Work required: Find the string "Sustancias" in the records. Copy each line that has it.
□ □ □ □
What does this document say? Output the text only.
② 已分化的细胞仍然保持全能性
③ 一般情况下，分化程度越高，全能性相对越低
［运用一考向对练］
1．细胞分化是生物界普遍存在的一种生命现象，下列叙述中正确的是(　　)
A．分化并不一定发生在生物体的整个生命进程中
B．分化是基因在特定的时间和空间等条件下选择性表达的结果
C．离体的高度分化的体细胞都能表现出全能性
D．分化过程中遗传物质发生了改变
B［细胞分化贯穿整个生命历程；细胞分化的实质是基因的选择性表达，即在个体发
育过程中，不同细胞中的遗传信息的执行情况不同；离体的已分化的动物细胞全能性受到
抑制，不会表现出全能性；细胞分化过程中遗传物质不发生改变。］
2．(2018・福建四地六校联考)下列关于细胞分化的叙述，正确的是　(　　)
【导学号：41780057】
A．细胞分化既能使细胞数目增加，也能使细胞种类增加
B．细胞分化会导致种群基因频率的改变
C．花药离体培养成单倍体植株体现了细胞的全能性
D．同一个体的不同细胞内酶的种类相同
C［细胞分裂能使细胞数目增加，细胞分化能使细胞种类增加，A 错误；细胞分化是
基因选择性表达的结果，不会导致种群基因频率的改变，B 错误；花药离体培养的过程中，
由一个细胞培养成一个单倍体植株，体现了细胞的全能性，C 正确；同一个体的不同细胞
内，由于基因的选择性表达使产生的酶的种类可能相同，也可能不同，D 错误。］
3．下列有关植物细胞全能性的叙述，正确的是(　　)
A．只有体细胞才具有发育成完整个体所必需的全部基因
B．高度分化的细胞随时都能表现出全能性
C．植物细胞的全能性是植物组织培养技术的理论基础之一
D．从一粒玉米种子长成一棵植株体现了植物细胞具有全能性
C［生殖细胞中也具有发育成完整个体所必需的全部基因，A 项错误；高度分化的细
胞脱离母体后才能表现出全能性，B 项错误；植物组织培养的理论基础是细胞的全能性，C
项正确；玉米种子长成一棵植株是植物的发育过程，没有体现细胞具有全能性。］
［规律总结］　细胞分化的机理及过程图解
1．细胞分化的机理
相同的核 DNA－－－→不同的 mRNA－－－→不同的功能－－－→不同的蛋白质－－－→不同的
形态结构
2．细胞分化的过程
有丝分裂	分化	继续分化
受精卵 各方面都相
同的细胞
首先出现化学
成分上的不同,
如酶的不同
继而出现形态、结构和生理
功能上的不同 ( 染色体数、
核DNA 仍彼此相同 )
□ □ □ □
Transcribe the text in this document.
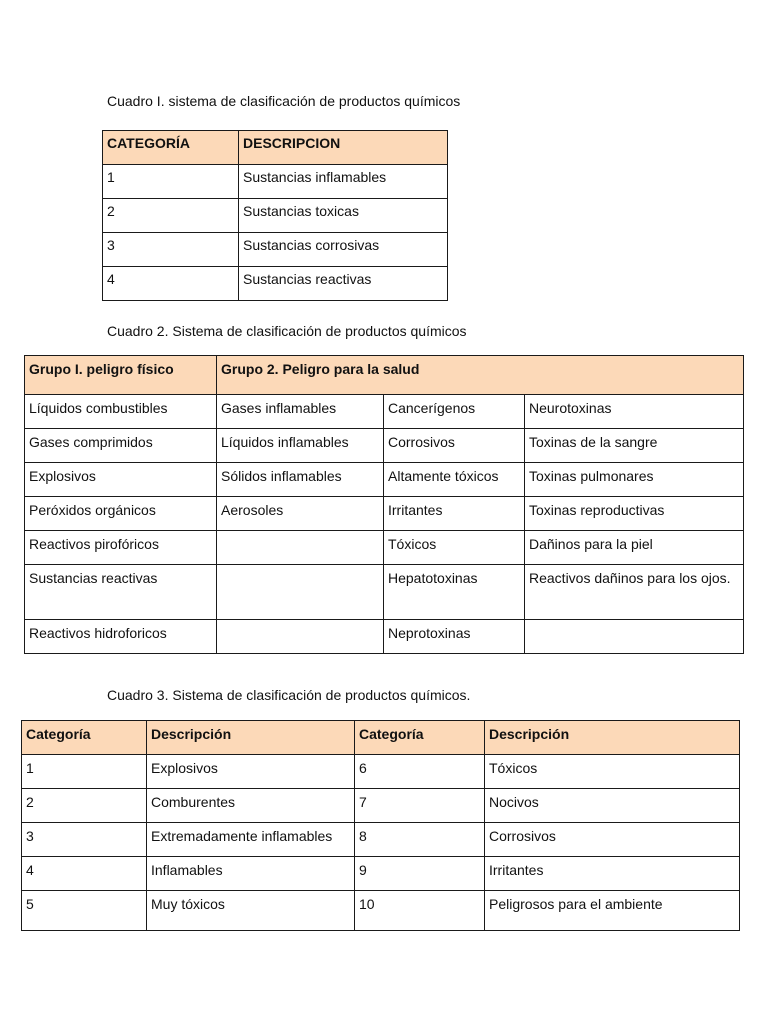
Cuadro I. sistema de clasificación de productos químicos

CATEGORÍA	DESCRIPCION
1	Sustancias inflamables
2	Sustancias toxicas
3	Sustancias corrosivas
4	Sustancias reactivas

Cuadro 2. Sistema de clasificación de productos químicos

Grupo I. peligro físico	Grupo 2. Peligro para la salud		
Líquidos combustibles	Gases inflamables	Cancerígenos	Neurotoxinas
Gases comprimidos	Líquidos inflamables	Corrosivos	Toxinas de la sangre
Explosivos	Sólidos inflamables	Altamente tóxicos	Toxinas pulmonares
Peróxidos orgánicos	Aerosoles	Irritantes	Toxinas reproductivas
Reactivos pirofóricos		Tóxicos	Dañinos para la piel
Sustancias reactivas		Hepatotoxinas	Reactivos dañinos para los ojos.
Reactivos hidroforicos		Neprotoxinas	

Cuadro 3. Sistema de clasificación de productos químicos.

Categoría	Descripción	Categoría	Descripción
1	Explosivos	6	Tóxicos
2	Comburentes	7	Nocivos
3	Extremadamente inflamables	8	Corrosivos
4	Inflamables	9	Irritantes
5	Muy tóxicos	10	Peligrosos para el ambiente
□ □ □ □
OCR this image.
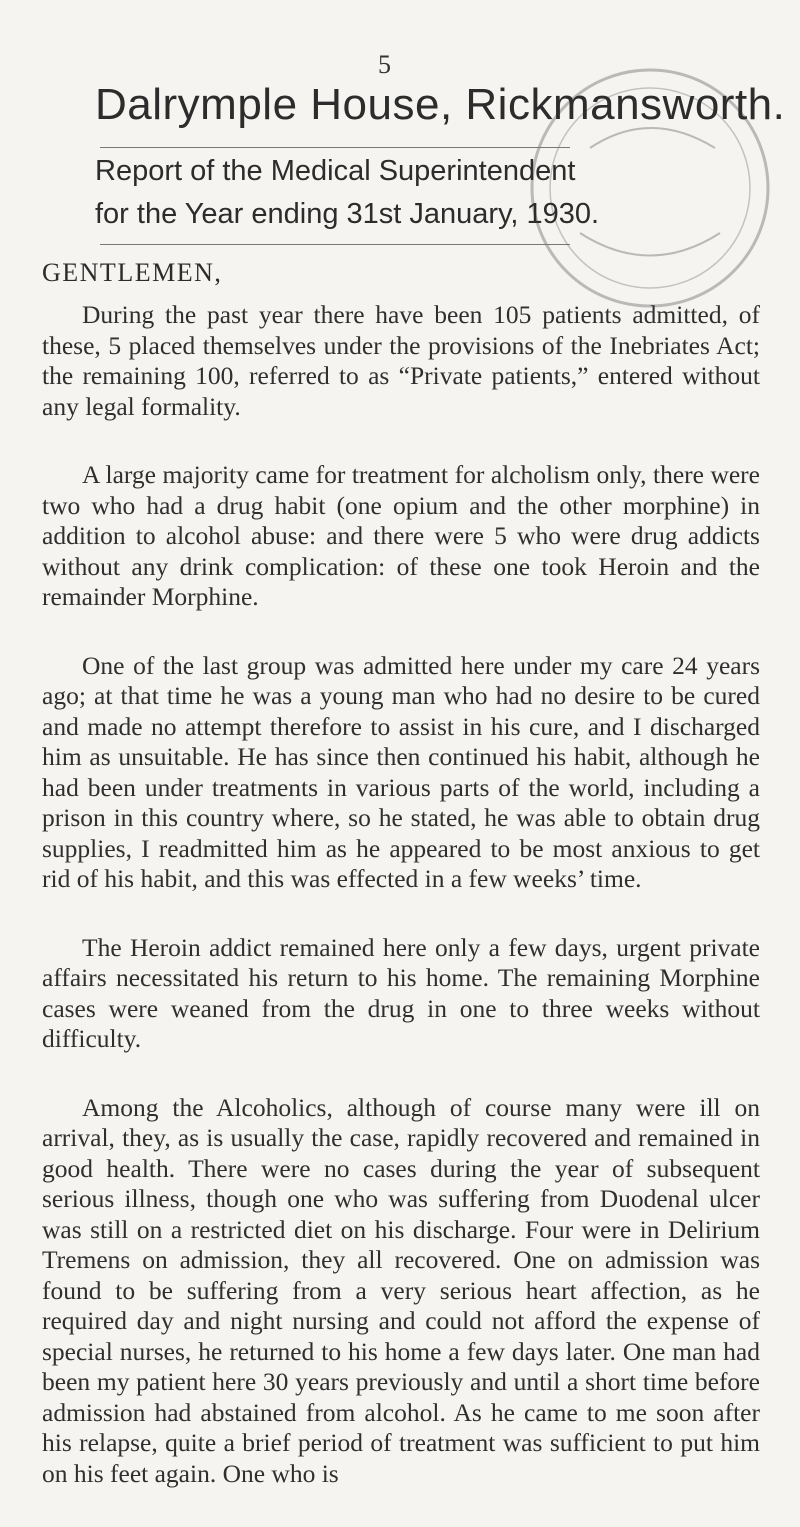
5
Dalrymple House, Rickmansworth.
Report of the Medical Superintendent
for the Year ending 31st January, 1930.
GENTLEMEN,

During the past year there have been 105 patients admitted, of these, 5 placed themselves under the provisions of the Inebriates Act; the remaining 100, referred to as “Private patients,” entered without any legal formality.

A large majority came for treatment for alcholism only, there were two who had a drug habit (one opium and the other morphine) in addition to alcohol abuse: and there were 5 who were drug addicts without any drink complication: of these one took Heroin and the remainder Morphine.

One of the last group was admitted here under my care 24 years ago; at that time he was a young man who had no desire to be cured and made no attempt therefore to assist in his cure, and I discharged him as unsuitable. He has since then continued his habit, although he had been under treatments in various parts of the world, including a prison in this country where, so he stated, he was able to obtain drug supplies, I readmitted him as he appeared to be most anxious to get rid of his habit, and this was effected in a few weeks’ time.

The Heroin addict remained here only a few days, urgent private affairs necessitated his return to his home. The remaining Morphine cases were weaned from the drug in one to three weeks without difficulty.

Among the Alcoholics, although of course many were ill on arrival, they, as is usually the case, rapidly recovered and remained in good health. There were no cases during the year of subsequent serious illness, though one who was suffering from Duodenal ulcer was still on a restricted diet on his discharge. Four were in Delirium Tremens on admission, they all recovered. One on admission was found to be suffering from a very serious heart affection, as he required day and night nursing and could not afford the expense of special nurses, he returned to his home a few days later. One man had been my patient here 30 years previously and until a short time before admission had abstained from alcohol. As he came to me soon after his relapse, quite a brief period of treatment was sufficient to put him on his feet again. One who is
□ □ □ □
Your solution:
1	Sustancias inflamables
2	Sustancias toxicas
3	Sustancias corrosivas
4	Sustancias reactivas
Sustancias reactivas		Hepatotoxinas	Reactivos dañinos para los ojos.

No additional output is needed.